Structured figure records:
>> begin
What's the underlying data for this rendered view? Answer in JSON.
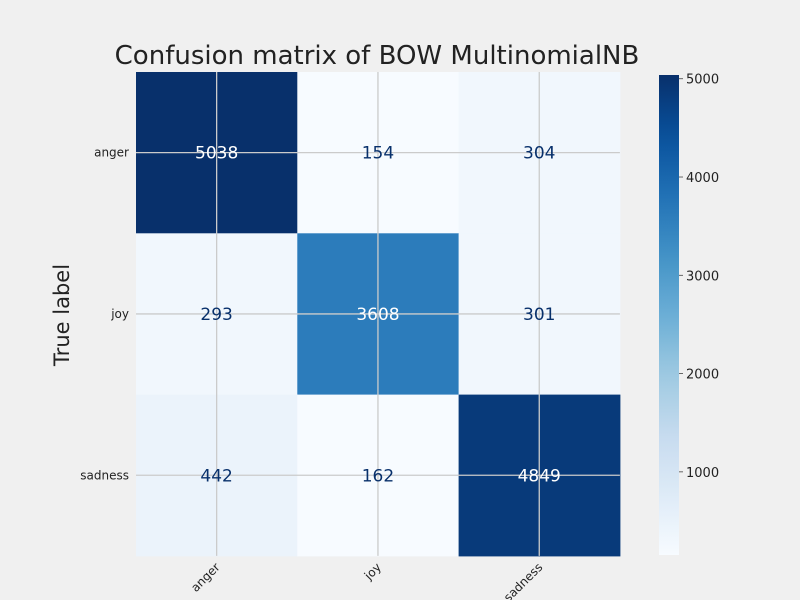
{
  "chart_data": {
    "type": "heatmap",
    "title": "Confusion matrix of BOW MultinomialNB",
    "ylabel": "True label",
    "xlabel": "",
    "row_labels": [
      "anger",
      "joy",
      "sadness"
    ],
    "col_labels": [
      "anger",
      "joy",
      "sadness"
    ],
    "matrix": [
      [
        5038,
        154,
        304
      ],
      [
        293,
        3608,
        301
      ],
      [
        442,
        162,
        4849
      ]
    ],
    "colormap": "Blues",
    "color_range": [
      154,
      5038
    ],
    "colorbar_ticks": [
      1000,
      2000,
      3000,
      4000,
      5000
    ],
    "colorbar_tick_labels": [
      "1000",
      "2000",
      "3000",
      "4000",
      "5000"
    ],
    "grid": true,
    "colors": {
      "background": "#f0f0f0",
      "grid": "#cbcbcb",
      "text_dark": "#08306b",
      "text_light": "#ffffff"
    }
  }
}
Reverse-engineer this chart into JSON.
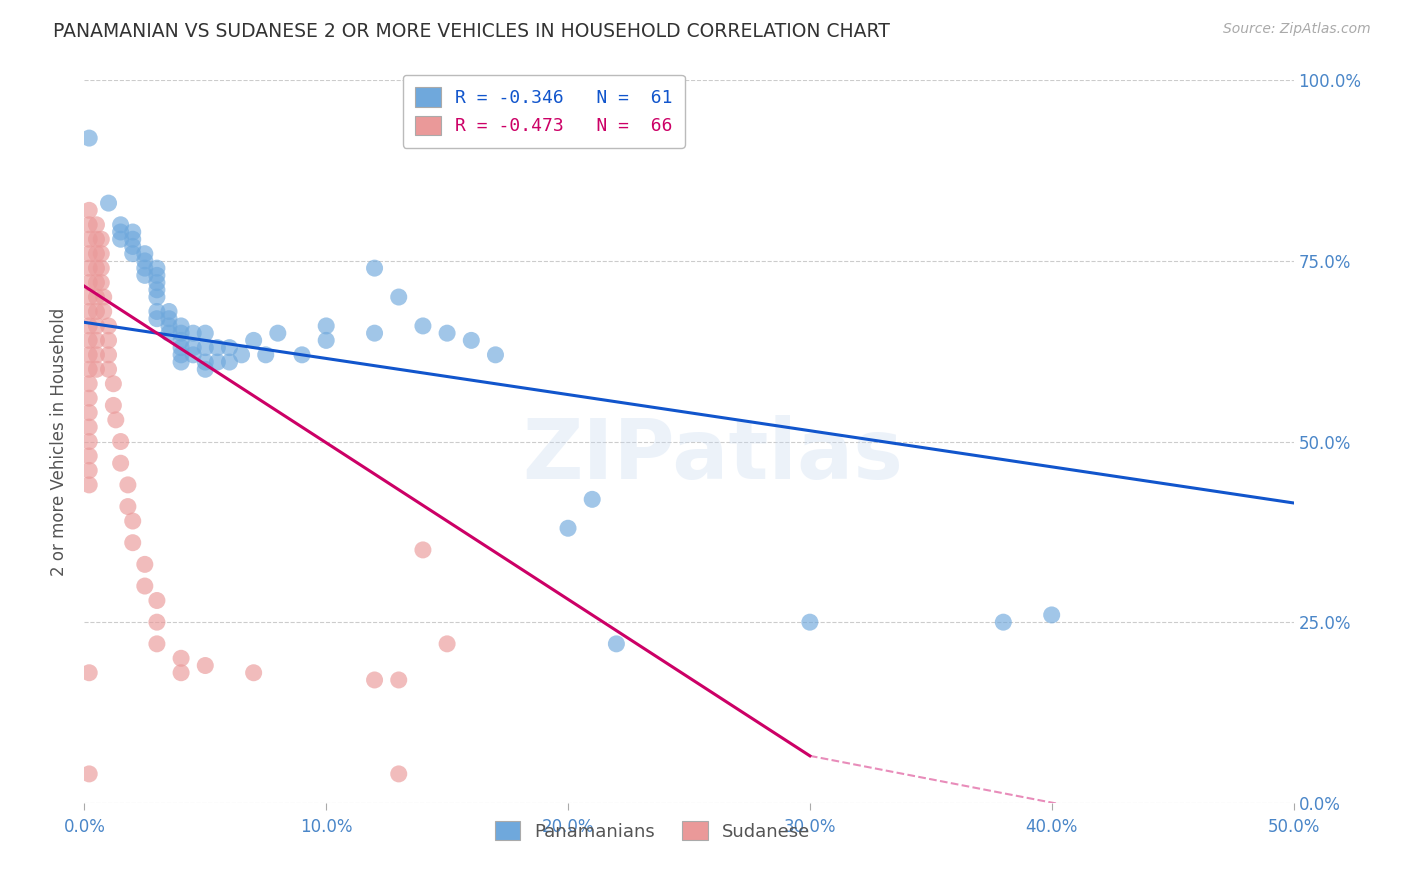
>> end
*WHAT THE EXERCISE ASKS*:
Set the data above down again exactly as given, with no pictures.

*CORRECT RESPONSE*:
What's the underlying data for this rendered view? Answer in JSON.
{
  "chart_data": {
    "type": "heatmap",
    "title": "Confusion matrix of BOW MultinomialNB",
    "ylabel": "True label",
    "xlabel": "",
    "row_labels": [
      "anger",
      "joy",
      "sadness"
    ],
    "col_labels": [
      "anger",
      "joy",
      "sadness"
    ],
    "matrix": [
      [
        5038,
        154,
        304
      ],
      [
        293,
        3608,
        301
      ],
      [
        442,
        162,
        4849
      ]
    ],
    "colormap": "Blues",
    "color_range": [
      154,
      5038
    ],
    "colorbar_ticks": [
      1000,
      2000,
      3000,
      4000,
      5000
    ],
    "colorbar_tick_labels": [
      "1000",
      "2000",
      "3000",
      "4000",
      "5000"
    ],
    "grid": true,
    "colors": {
      "background": "#f0f0f0",
      "grid": "#cbcbcb",
      "text_dark": "#08306b",
      "text_light": "#ffffff"
    }
  }
}
Reverse-engineer this chart into JSON.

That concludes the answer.